• Your goal
Among the entries below, find the lines with "JSON" and copy them.

• Materials provided
------------

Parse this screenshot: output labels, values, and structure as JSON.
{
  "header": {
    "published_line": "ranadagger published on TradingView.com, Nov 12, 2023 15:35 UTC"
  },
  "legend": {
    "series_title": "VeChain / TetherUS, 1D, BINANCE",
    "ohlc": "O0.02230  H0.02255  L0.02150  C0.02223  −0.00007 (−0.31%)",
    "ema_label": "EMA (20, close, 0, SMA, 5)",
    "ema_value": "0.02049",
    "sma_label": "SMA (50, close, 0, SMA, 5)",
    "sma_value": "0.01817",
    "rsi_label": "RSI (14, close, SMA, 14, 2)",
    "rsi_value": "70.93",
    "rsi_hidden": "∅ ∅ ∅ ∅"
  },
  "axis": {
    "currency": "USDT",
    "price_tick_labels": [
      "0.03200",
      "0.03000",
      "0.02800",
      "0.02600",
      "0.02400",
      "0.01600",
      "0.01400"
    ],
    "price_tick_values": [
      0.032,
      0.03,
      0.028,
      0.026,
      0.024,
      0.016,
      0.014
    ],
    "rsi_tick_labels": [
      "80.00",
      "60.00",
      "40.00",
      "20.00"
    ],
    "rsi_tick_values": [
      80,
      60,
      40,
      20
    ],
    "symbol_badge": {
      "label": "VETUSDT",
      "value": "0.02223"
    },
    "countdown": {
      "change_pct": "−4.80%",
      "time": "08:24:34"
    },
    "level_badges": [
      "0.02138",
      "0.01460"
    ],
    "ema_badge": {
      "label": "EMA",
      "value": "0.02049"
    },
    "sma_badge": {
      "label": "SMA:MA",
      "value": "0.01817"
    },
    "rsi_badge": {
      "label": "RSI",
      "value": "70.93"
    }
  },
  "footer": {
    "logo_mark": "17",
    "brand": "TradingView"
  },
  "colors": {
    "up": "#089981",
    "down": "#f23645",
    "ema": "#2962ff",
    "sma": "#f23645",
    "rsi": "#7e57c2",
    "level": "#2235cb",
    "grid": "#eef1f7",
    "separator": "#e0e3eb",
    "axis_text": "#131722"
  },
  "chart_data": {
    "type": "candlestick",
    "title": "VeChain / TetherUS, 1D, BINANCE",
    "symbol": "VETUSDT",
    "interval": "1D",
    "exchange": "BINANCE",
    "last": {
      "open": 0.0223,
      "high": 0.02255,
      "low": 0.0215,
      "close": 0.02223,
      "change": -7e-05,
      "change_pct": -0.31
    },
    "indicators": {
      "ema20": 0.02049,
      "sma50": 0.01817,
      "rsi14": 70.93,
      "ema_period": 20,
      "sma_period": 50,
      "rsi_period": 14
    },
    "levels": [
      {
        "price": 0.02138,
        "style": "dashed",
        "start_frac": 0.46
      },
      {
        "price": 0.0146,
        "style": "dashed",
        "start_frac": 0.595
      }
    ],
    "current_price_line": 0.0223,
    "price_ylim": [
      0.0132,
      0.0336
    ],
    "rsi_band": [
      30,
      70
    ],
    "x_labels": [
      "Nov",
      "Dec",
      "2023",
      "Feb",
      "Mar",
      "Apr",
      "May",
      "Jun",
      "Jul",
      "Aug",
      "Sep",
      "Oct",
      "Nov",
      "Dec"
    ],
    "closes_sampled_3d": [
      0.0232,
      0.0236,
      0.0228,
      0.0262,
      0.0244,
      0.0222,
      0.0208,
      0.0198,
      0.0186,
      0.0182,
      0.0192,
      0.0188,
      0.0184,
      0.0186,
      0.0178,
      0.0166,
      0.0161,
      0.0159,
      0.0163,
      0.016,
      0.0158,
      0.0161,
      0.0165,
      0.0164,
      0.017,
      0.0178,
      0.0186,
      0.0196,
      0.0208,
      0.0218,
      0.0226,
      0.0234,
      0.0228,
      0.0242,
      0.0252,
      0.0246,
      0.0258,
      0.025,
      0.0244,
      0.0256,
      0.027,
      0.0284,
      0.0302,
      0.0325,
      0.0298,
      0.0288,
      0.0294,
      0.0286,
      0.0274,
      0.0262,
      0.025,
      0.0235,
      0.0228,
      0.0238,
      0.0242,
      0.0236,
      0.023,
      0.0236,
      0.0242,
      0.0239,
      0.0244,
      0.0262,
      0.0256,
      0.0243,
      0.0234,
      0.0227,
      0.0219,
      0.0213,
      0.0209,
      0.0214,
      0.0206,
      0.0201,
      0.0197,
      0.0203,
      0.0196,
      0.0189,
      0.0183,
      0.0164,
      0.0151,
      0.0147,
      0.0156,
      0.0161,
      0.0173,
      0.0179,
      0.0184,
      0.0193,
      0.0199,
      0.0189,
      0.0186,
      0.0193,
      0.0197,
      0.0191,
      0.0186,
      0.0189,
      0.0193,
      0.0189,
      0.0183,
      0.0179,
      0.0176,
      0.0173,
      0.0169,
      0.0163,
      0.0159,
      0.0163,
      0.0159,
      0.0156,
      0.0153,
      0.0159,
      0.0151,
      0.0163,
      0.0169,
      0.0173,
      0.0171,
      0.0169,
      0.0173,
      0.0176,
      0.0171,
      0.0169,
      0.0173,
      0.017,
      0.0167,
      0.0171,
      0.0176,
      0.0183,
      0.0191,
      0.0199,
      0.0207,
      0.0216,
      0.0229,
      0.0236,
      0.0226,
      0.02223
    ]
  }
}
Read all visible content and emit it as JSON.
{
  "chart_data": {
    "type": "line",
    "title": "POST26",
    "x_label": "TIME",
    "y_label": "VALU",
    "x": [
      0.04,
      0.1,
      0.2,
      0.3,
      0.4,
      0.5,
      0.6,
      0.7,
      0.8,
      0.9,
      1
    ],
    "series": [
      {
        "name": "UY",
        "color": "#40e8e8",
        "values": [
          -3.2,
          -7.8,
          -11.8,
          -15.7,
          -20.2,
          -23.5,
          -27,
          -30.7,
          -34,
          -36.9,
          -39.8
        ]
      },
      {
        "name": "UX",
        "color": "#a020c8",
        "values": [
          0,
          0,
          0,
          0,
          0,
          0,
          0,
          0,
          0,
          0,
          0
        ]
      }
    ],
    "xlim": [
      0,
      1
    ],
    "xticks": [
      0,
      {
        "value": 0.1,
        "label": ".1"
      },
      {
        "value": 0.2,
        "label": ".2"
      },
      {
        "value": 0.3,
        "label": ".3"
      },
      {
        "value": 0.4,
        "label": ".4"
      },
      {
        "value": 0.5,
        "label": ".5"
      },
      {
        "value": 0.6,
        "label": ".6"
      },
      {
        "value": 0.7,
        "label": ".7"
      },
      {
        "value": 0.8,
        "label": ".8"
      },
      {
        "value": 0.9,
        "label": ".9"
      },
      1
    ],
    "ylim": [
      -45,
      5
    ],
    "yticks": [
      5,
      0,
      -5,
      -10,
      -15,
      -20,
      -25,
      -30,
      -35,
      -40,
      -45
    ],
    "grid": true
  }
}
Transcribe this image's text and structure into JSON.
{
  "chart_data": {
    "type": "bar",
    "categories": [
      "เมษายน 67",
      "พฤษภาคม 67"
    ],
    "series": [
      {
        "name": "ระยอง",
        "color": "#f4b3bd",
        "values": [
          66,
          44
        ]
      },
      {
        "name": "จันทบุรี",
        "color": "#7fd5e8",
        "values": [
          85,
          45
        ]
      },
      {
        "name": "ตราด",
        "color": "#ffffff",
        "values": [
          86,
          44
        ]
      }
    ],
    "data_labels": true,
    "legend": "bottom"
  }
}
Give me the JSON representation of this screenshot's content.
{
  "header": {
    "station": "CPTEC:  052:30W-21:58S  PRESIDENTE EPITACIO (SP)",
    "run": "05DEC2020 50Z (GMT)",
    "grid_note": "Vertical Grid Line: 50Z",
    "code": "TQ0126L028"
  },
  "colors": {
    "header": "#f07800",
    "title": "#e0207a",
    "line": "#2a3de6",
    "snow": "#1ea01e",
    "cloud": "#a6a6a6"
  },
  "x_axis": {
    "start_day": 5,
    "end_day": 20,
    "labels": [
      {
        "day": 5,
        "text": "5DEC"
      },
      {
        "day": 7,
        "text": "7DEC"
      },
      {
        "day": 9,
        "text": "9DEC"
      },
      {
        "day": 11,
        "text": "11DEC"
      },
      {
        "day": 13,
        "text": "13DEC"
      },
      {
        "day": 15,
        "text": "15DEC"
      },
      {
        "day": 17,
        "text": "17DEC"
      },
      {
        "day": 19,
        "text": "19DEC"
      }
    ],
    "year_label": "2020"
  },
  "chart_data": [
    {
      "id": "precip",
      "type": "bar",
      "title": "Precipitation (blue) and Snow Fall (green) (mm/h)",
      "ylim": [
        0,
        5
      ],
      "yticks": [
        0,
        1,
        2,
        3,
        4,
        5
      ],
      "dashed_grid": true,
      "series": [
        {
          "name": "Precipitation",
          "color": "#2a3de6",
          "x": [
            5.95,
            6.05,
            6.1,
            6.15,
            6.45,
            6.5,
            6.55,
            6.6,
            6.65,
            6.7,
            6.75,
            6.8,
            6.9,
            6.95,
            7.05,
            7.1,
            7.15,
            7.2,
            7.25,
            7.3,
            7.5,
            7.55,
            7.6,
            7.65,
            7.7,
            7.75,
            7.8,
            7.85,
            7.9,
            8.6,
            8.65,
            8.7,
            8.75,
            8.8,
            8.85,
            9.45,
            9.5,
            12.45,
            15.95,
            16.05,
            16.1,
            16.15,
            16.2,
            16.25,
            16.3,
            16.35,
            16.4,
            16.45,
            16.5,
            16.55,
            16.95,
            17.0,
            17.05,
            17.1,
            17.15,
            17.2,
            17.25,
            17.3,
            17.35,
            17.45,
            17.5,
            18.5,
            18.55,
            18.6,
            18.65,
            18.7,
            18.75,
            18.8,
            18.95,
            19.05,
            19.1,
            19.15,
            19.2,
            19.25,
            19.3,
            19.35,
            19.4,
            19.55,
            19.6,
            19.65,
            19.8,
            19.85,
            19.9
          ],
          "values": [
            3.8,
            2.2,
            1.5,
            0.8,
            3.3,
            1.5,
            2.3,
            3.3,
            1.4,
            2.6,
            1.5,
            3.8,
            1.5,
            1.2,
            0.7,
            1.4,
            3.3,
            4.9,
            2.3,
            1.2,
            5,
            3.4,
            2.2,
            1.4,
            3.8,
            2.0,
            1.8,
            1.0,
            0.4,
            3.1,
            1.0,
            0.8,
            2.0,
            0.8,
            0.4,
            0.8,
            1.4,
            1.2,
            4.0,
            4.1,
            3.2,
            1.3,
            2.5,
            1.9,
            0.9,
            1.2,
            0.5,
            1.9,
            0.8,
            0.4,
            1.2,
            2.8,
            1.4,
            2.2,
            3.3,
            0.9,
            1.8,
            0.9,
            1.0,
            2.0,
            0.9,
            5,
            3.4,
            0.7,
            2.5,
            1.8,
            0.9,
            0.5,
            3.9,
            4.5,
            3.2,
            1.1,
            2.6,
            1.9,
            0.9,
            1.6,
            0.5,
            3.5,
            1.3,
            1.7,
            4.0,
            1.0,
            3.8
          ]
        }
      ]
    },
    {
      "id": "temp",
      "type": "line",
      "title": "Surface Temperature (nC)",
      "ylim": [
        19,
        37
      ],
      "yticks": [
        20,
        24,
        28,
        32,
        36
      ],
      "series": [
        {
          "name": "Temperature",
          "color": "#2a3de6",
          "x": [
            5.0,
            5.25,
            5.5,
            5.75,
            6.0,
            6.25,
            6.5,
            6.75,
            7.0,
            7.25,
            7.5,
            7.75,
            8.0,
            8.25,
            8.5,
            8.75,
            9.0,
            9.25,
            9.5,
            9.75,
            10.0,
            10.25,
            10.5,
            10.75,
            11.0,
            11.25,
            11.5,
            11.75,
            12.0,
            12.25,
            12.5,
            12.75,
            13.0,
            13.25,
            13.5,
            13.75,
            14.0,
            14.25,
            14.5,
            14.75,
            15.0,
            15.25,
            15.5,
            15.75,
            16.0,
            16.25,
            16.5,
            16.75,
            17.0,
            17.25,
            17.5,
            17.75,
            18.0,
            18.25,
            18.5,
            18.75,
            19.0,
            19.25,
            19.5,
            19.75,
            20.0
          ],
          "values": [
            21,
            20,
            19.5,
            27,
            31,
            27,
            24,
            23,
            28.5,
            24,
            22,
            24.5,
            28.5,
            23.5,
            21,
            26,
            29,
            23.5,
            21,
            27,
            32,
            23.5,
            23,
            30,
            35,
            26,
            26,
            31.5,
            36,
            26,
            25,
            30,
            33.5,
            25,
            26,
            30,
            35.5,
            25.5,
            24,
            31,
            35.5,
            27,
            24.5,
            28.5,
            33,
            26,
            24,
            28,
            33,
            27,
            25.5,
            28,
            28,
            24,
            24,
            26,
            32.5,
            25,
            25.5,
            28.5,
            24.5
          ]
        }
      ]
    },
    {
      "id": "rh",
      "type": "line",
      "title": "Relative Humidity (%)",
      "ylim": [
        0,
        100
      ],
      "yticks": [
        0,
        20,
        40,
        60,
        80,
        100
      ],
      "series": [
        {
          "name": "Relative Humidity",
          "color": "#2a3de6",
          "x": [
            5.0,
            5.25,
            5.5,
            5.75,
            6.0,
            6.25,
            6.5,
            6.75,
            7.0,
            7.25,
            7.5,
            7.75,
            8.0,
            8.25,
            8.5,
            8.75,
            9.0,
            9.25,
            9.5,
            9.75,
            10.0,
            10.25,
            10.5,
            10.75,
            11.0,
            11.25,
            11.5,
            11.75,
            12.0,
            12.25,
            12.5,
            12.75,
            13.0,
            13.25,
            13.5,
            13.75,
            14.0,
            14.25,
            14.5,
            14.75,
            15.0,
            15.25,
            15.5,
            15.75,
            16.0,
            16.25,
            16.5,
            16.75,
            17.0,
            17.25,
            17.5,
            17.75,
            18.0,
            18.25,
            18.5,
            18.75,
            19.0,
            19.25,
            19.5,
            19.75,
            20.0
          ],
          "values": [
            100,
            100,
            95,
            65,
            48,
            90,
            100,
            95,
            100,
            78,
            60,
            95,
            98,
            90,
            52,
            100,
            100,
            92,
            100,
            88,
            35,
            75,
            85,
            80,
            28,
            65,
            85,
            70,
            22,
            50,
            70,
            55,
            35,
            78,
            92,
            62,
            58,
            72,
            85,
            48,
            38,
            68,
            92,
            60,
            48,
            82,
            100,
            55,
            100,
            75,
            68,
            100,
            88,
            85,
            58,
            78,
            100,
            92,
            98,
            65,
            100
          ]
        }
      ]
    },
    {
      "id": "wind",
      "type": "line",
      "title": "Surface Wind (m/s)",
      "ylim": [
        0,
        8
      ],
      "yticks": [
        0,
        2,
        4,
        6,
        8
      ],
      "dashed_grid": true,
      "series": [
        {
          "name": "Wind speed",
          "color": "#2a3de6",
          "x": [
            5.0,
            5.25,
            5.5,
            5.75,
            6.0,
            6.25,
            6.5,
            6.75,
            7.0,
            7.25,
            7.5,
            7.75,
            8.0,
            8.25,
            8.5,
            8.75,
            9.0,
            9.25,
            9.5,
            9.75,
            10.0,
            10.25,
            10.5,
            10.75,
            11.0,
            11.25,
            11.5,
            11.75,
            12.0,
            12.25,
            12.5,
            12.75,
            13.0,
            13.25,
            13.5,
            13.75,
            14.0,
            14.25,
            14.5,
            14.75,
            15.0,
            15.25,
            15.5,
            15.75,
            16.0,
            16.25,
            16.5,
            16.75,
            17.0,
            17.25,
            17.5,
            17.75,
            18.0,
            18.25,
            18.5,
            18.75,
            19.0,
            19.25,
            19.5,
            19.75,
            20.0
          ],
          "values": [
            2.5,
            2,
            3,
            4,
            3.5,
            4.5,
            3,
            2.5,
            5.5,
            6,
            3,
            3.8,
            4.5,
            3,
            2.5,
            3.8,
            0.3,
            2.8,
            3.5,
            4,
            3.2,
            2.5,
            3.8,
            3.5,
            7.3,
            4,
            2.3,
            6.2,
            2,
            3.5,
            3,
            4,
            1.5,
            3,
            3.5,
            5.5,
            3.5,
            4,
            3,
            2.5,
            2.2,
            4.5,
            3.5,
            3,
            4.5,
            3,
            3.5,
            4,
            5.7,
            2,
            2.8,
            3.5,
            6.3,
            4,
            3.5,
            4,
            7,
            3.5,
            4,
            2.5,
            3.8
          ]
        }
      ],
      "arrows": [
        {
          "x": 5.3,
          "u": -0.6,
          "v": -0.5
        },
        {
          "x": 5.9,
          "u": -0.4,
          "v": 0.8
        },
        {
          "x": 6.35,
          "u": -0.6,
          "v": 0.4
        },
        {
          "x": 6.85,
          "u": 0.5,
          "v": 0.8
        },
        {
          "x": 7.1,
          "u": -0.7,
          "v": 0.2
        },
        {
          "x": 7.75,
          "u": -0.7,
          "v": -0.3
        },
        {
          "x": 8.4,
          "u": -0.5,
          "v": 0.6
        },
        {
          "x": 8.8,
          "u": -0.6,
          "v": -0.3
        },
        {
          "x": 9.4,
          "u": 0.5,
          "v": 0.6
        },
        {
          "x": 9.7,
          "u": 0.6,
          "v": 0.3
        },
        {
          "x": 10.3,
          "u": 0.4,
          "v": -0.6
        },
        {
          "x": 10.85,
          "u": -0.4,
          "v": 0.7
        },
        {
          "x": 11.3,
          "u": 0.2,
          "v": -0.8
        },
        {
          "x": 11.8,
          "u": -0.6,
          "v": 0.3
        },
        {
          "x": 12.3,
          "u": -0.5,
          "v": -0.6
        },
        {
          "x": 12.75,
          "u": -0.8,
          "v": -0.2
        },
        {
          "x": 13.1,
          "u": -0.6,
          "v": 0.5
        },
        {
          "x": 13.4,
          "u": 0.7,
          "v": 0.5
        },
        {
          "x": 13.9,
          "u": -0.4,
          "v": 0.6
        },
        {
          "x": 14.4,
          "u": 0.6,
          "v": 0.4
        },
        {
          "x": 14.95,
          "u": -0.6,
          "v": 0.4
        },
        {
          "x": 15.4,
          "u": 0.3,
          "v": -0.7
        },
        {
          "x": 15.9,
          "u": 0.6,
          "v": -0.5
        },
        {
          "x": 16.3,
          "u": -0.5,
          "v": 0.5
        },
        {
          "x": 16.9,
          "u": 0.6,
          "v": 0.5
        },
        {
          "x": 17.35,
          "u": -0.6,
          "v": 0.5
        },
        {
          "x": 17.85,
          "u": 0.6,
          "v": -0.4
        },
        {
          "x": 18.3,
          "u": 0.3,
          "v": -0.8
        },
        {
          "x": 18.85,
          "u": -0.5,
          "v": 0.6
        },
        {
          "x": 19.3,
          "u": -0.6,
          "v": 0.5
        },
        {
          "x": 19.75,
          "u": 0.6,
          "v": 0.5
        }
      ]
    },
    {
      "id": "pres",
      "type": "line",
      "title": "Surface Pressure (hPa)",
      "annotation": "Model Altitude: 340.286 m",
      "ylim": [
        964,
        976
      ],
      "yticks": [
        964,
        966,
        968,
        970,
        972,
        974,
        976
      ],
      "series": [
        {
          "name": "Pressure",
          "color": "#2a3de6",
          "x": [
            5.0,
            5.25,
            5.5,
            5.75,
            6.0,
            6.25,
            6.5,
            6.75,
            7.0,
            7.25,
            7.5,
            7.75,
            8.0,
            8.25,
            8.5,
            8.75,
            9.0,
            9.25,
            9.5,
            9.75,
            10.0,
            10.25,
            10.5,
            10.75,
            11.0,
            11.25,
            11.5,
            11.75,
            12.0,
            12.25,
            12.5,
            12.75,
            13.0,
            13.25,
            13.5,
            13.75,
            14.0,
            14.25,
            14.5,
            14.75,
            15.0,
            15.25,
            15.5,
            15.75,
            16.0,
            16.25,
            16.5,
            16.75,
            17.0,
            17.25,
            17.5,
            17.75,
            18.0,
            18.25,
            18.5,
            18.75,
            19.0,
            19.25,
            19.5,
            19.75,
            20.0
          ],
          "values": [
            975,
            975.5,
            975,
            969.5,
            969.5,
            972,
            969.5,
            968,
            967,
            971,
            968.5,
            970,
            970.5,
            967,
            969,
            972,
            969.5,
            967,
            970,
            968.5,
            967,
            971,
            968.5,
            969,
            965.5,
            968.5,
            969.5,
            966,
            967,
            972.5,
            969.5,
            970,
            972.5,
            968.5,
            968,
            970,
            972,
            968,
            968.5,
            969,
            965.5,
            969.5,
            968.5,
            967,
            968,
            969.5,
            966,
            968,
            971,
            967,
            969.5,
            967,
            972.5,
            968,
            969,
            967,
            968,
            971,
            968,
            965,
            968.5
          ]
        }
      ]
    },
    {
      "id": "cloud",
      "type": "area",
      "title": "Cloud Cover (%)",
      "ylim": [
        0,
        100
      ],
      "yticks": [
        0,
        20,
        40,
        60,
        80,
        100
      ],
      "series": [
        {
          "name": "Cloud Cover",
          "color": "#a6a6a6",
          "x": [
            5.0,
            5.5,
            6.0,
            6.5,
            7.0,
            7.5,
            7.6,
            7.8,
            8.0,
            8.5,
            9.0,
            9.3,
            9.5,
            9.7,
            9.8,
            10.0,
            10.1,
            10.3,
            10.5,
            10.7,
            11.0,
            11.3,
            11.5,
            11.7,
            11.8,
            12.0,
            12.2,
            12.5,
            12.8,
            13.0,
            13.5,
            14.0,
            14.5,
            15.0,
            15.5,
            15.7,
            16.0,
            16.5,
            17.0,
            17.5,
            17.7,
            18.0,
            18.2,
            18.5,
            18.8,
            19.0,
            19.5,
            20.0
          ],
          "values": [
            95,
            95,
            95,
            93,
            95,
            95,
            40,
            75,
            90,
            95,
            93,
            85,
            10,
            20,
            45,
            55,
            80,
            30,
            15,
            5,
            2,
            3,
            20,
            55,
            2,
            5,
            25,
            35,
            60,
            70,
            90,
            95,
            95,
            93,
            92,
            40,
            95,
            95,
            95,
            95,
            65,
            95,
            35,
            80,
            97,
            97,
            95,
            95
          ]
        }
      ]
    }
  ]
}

------------

• Answer to the exercise
Parse this screenshot: output labels, values, and structure as JSON.
Read all visible content and emit it as JSON.
Transcribe this image's text and structure into JSON.
Give me the JSON representation of this screenshot's content.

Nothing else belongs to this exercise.